- _SHORT TASK_
The listing below should be printed exactly, every line of it. Skip the pictures.

- _INFORMATION SUPPLIED_
★ ★ ★ ★ ★ ★ ★

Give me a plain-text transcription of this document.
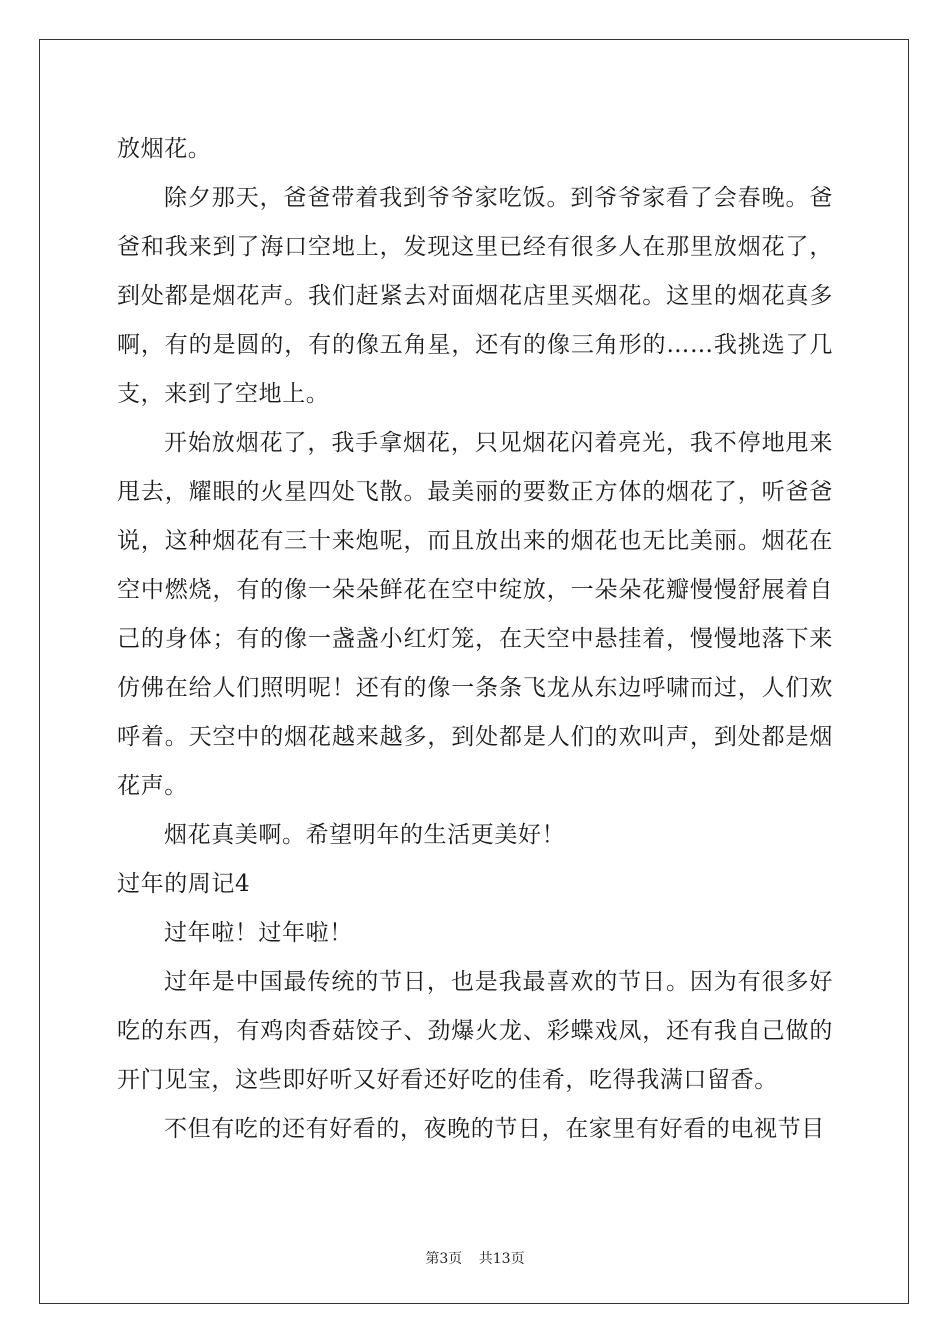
放烟花。

除夕那天，爸爸带着我到爷爷家吃饭。到爷爷家看了会春晚。爸爸和我来到了海口空地上，发现这里已经有很多人在那里放烟花了，到处都是烟花声。我们赶紧去对面烟花店里买烟花。这里的烟花真多啊，有的是圆的，有的像五角星，还有的像三角形的……我挑选了几支，来到了空地上。

开始放烟花了，我手拿烟花，只见烟花闪着亮光，我不停地甩来甩去，耀眼的火星四处飞散。最美丽的要数正方体的烟花了，听爸爸说，这种烟花有三十来炮呢，而且放出来的烟花也无比美丽。烟花在空中燃烧，有的像一朵朵鲜花在空中绽放，一朵朵花瓣慢慢舒展着自己的身体；有的像一盏盏小红灯笼，在天空中悬挂着，慢慢地落下来仿佛在给人们照明呢！还有的像一条条飞龙从东边呼啸而过，人们欢呼着。天空中的烟花越来越多，到处都是人们的欢叫声，到处都是烟花声。

烟花真美啊。希望明年的生活更美好！

过年的周记4

过年啦！过年啦！

过年是中国最传统的节日，也是我最喜欢的节日。因为有很多好吃的东西，有鸡肉香菇饺子、劲爆火龙、彩蝶戏凤，还有我自己做的开门见宝，这些即好听又好看还好吃的佳肴，吃得我满口留香。

不但有吃的还有好看的，夜晚的节日，在家里有好看的电视节目

第3页 共13页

★ ★ ★ ★ ★ ★ ★

- _RESPONSE_
Give me a plain-text transcription of this document.
放烟花。

除夕那天，爸爸带着我到爷爷家吃饭。到爷爷家看了会春晚。爸爸和我来到了海口空地上，发现这里已经有很多人在那里放烟花了，到处都是烟花声。我们赶紧去对面烟花店里买烟花。这里的烟花真多啊，有的是圆的，有的像五角星，还有的像三角形的……我挑选了几支，来到了空地上。

开始放烟花了，我手拿烟花，只见烟花闪着亮光，我不停地甩来甩去，耀眼的火星四处飞散。最美丽的要数正方体的烟花了，听爸爸说，这种烟花有三十来炮呢，而且放出来的烟花也无比美丽。烟花在空中燃烧，有的像一朵朵鲜花在空中绽放，一朵朵花瓣慢慢舒展着自己的身体；有的像一盏盏小红灯笼，在天空中悬挂着，慢慢地落下来仿佛在给人们照明呢！还有的像一条条飞龙从东边呼啸而过，人们欢呼着。天空中的烟花越来越多，到处都是人们的欢叫声，到处都是烟花声。

烟花真美啊。希望明年的生活更美好！

过年的周记4

过年啦！过年啦！

过年是中国最传统的节日，也是我最喜欢的节日。因为有很多好吃的东西，有鸡肉香菇饺子、劲爆火龙、彩蝶戏凤，还有我自己做的开门见宝，这些即好听又好看还好吃的佳肴，吃得我满口留香。

不但有吃的还有好看的，夜晚的节日，在家里有好看的电视节目

第3页 共13页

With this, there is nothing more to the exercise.